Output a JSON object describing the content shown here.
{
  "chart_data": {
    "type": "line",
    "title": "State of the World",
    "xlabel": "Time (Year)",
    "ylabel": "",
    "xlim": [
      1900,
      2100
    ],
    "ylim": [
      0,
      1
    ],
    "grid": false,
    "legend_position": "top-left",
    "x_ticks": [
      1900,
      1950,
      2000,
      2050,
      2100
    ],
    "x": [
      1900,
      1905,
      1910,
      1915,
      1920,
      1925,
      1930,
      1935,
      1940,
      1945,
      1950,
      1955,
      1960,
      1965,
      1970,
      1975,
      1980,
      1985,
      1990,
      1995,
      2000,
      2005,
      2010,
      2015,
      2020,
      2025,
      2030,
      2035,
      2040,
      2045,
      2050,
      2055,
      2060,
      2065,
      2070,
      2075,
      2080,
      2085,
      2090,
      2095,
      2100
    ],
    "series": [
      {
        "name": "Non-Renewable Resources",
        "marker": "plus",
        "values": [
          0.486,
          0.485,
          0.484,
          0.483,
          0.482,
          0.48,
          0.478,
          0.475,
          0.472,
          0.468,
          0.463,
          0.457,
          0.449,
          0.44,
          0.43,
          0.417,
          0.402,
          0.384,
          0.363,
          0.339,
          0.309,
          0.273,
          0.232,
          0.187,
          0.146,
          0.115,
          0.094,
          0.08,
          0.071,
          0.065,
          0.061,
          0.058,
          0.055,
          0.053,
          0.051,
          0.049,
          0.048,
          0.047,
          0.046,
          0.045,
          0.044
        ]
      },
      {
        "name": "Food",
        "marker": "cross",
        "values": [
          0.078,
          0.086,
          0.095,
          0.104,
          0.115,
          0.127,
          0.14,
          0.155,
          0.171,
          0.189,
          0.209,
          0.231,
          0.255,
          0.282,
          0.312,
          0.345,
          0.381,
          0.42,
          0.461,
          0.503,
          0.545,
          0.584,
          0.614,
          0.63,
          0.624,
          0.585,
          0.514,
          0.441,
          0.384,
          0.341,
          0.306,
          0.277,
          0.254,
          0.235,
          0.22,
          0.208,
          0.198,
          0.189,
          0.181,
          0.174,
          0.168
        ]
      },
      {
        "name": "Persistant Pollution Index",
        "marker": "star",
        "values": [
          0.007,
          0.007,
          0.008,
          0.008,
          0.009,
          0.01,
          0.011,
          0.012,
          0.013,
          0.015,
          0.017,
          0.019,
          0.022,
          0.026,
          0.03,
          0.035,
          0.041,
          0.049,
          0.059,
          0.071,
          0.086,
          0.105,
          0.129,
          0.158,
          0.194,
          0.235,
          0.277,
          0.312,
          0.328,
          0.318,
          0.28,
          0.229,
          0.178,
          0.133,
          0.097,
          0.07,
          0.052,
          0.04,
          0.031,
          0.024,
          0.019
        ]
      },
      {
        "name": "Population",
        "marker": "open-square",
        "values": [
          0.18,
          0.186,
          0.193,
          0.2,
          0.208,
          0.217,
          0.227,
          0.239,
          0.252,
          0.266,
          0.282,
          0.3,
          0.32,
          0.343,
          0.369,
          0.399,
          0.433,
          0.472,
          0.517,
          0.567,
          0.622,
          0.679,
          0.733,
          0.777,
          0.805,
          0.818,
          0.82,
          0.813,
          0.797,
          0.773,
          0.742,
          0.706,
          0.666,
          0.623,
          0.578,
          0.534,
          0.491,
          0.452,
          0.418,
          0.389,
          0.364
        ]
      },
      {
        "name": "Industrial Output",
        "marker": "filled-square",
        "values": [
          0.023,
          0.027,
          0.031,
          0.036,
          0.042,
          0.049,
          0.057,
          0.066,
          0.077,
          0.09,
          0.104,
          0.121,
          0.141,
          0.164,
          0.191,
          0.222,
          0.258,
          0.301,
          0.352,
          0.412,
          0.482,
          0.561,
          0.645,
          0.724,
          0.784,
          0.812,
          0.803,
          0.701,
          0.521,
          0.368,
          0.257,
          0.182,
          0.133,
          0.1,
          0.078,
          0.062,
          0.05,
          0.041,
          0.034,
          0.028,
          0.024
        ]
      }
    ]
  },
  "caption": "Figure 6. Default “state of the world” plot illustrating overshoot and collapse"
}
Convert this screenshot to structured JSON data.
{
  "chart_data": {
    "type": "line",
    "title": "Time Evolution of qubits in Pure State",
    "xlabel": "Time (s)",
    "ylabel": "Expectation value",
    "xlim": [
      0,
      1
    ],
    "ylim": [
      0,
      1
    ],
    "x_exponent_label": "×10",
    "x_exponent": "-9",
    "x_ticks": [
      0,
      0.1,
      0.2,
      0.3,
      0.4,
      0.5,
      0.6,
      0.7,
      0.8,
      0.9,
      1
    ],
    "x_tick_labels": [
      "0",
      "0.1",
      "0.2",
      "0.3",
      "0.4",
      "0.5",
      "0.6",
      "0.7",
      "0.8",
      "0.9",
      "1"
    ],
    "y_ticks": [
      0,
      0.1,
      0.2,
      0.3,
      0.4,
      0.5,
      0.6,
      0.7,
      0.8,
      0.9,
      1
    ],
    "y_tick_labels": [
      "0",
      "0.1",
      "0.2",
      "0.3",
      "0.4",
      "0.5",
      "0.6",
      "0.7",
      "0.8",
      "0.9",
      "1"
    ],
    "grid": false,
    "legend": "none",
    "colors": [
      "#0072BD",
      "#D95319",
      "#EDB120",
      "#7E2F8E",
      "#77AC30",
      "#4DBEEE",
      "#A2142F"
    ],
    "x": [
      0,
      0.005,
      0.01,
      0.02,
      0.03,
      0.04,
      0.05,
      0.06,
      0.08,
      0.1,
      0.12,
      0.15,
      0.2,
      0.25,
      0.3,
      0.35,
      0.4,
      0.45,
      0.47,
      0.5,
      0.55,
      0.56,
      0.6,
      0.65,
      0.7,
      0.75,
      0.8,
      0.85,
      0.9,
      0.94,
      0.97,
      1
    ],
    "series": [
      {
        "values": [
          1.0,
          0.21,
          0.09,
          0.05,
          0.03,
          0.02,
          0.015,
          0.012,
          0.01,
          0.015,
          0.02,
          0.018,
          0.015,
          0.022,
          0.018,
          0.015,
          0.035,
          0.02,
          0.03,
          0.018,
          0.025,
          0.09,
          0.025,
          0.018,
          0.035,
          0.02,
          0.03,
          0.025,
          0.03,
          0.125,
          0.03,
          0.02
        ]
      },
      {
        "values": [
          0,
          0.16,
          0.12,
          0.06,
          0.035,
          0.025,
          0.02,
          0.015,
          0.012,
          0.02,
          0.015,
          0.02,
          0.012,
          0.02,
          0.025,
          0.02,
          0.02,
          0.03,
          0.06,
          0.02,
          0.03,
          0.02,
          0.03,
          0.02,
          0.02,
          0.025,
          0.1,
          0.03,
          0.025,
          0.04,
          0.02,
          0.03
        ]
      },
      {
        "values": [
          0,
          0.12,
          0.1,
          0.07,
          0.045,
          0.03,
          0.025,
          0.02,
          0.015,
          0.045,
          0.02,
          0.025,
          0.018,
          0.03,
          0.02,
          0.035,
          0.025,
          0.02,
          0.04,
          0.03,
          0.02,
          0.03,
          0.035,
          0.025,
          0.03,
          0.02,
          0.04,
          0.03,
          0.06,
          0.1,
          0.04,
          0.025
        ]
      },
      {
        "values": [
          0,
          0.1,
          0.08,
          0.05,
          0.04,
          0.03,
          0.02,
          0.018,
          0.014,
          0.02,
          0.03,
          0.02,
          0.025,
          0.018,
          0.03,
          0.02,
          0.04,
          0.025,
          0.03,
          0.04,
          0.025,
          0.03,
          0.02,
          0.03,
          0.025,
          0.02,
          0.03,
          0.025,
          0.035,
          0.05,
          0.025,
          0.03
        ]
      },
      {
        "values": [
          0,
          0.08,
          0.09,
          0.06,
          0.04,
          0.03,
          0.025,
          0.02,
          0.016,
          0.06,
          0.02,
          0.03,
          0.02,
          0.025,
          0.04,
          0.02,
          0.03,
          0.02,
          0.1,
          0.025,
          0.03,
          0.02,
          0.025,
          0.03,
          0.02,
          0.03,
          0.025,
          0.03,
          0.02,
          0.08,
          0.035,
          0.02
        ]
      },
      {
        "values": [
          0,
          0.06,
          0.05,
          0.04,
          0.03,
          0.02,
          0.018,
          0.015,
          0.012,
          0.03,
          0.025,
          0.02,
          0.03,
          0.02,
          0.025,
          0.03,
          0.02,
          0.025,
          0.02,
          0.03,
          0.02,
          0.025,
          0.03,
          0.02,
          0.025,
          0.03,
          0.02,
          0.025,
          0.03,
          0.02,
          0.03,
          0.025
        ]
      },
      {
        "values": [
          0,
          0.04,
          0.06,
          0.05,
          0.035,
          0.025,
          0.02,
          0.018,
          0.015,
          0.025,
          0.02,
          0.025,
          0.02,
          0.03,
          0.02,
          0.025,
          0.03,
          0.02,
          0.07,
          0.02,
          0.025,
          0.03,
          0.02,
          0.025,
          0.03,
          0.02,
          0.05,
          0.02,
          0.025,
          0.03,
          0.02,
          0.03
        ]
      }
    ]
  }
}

TASK BRIEF:
For the material, find the number of lines holding the word "marker" and give that figure and nothing more.

REPLY:
5